## Start TASK DATA
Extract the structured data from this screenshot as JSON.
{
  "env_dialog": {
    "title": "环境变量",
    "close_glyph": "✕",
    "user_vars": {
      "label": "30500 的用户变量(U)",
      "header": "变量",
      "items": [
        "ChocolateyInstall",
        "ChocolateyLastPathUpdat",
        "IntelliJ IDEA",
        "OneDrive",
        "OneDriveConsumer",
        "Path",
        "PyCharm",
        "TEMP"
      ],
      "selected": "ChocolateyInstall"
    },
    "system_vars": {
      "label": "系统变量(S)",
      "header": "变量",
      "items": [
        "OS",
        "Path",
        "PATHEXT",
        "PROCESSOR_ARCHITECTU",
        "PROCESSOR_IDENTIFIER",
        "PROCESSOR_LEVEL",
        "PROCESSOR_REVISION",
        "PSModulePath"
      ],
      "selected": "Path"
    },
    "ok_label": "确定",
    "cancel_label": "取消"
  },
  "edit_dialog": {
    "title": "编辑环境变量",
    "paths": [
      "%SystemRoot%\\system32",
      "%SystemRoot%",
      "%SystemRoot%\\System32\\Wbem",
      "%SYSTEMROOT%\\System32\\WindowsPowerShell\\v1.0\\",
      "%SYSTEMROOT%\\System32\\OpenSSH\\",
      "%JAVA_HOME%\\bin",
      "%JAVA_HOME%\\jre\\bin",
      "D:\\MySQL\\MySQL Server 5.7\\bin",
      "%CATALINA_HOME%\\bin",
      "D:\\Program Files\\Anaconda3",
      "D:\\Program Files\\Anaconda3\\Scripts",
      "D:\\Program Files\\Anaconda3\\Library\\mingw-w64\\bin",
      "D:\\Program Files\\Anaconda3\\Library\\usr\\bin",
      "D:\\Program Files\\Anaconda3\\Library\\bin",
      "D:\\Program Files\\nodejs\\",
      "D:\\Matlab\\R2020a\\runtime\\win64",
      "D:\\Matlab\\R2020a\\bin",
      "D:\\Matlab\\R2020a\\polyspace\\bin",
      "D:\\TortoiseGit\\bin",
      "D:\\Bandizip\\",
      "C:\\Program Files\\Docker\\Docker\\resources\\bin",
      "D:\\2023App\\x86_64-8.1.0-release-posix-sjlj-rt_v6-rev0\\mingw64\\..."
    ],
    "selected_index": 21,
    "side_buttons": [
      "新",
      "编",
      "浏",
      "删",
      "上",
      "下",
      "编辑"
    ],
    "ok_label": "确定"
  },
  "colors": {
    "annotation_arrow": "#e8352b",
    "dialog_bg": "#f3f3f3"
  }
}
## End TASK DATA
▶ [PROBLEM REQUIREMENTS]: Using the entries above, state how many lines include the word "Matlab", with no other words.

▶ [ANSWER TO THIS PROBLEM]: 3